◆ Task requirements:
Reproduce each line of the material exactly, minus any picture.

◆ Supplied records:

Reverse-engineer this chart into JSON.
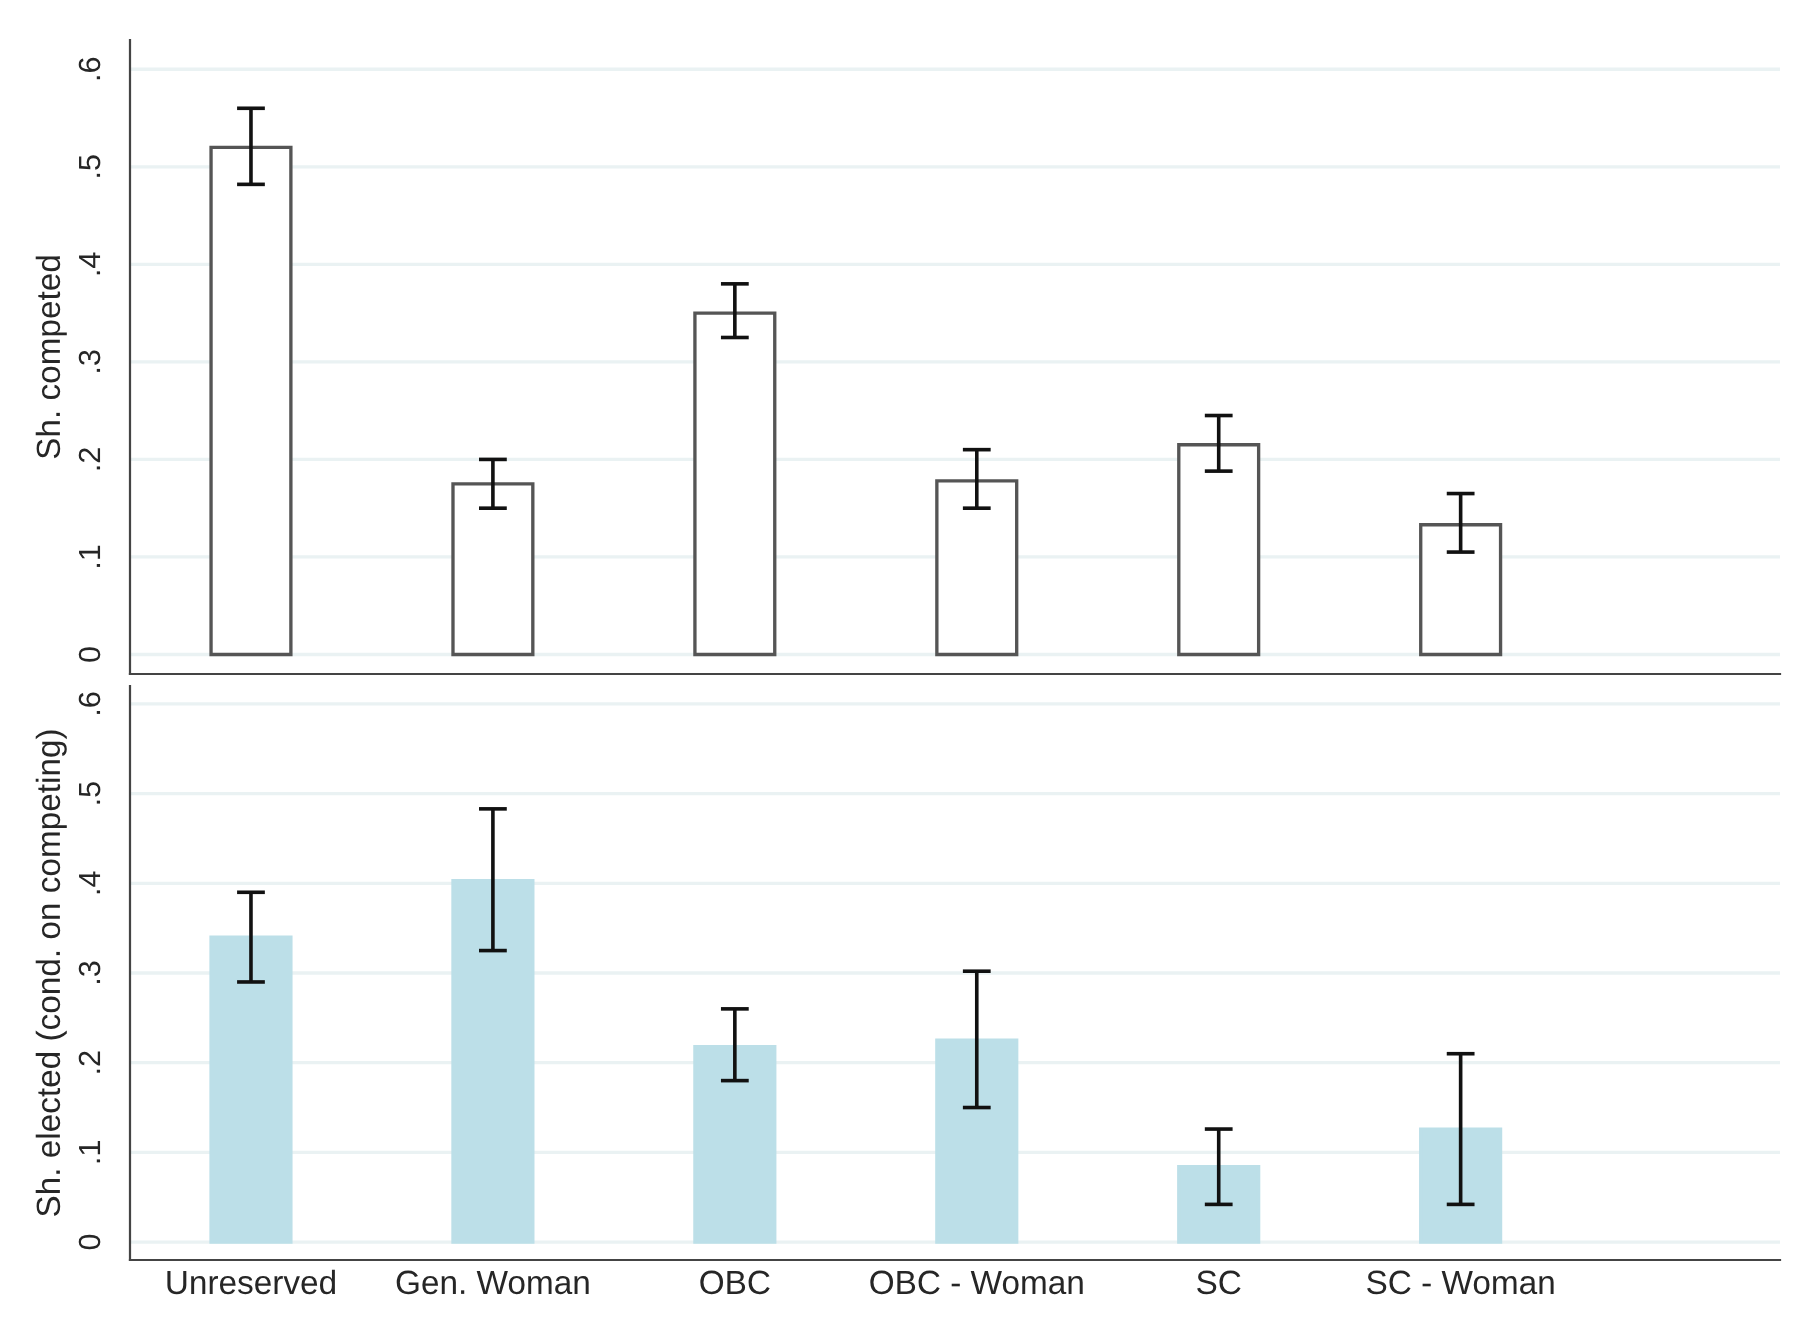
{
  "chart_data": [
    {
      "type": "bar",
      "ylabel": "Sh. competed",
      "categories": [
        null,
        null,
        null,
        null,
        null,
        null
      ],
      "series": [
        {
          "color": "#ffffff",
          "values": [
            0.52,
            0.175,
            0.35,
            0.178,
            0.215,
            0.133
          ],
          "errors": [
            [
              0.482,
              0.56
            ],
            [
              0.15,
              0.2
            ],
            [
              0.325,
              0.38
            ],
            [
              0.15,
              0.21
            ],
            [
              0.188,
              0.245
            ],
            [
              0.105,
              0.165
            ]
          ]
        }
      ],
      "ylim": [
        -0.02,
        0.63
      ],
      "yticks": [
        {
          "value": 0,
          "label": "0"
        },
        {
          "value": 0.1,
          "label": ".1"
        },
        {
          "value": 0.2,
          "label": ".2"
        },
        {
          "value": 0.3,
          "label": ".3"
        },
        {
          "value": 0.4,
          "label": ".4"
        },
        {
          "value": 0.5,
          "label": ".5"
        },
        {
          "value": 0.6,
          "label": ".6"
        }
      ],
      "grid": "y",
      "tick_labels": "y"
    },
    {
      "type": "bar",
      "ylabel": "Sh. elected (cond. on competing)",
      "categories": [
        "Unreserved",
        "Gen. Woman",
        "OBC",
        "OBC - Woman",
        "SC",
        "SC - Woman"
      ],
      "series": [
        {
          "color": "#bcdfe8",
          "values": [
            0.34,
            0.403,
            0.218,
            0.225,
            0.084,
            0.126
          ],
          "errors": [
            [
              0.29,
              0.39
            ],
            [
              0.325,
              0.483
            ],
            [
              0.18,
              0.26
            ],
            [
              0.15,
              0.302
            ],
            [
              0.042,
              0.126
            ],
            [
              0.042,
              0.21
            ]
          ]
        }
      ],
      "ylim": [
        -0.02,
        0.62
      ],
      "yticks": [
        {
          "value": 0,
          "label": "0"
        },
        {
          "value": 0.1,
          "label": ".1"
        },
        {
          "value": 0.2,
          "label": ".2"
        },
        {
          "value": 0.3,
          "label": ".3"
        },
        {
          "value": 0.4,
          "label": ".4"
        },
        {
          "value": 0.5,
          "label": ".5"
        },
        {
          "value": 0.6,
          "label": ".6"
        }
      ],
      "grid": "y"
    }
  ]
}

◆ Output for this exercise:
Reverse-engineer this chart into JSON.
{
  "chart_data": [
    {
      "type": "bar",
      "ylabel": "Sh. competed",
      "categories": [
        null,
        null,
        null,
        null,
        null,
        null
      ],
      "series": [
        {
          "color": "#ffffff",
          "values": [
            0.52,
            0.175,
            0.35,
            0.178,
            0.215,
            0.133
          ],
          "errors": [
            [
              0.482,
              0.56
            ],
            [
              0.15,
              0.2
            ],
            [
              0.325,
              0.38
            ],
            [
              0.15,
              0.21
            ],
            [
              0.188,
              0.245
            ],
            [
              0.105,
              0.165
            ]
          ]
        }
      ],
      "ylim": [
        -0.02,
        0.63
      ],
      "yticks": [
        {
          "value": 0,
          "label": "0"
        },
        {
          "value": 0.1,
          "label": ".1"
        },
        {
          "value": 0.2,
          "label": ".2"
        },
        {
          "value": 0.3,
          "label": ".3"
        },
        {
          "value": 0.4,
          "label": ".4"
        },
        {
          "value": 0.5,
          "label": ".5"
        },
        {
          "value": 0.6,
          "label": ".6"
        }
      ],
      "grid": "y",
      "tick_labels": "y"
    },
    {
      "type": "bar",
      "ylabel": "Sh. elected (cond. on competing)",
      "categories": [
        "Unreserved",
        "Gen. Woman",
        "OBC",
        "OBC - Woman",
        "SC",
        "SC - Woman"
      ],
      "series": [
        {
          "color": "#bcdfe8",
          "values": [
            0.34,
            0.403,
            0.218,
            0.225,
            0.084,
            0.126
          ],
          "errors": [
            [
              0.29,
              0.39
            ],
            [
              0.325,
              0.483
            ],
            [
              0.18,
              0.26
            ],
            [
              0.15,
              0.302
            ],
            [
              0.042,
              0.126
            ],
            [
              0.042,
              0.21
            ]
          ]
        }
      ],
      "ylim": [
        -0.02,
        0.62
      ],
      "yticks": [
        {
          "value": 0,
          "label": "0"
        },
        {
          "value": 0.1,
          "label": ".1"
        },
        {
          "value": 0.2,
          "label": ".2"
        },
        {
          "value": 0.3,
          "label": ".3"
        },
        {
          "value": 0.4,
          "label": ".4"
        },
        {
          "value": 0.5,
          "label": ".5"
        },
        {
          "value": 0.6,
          "label": ".6"
        }
      ],
      "grid": "y"
    }
  ]
}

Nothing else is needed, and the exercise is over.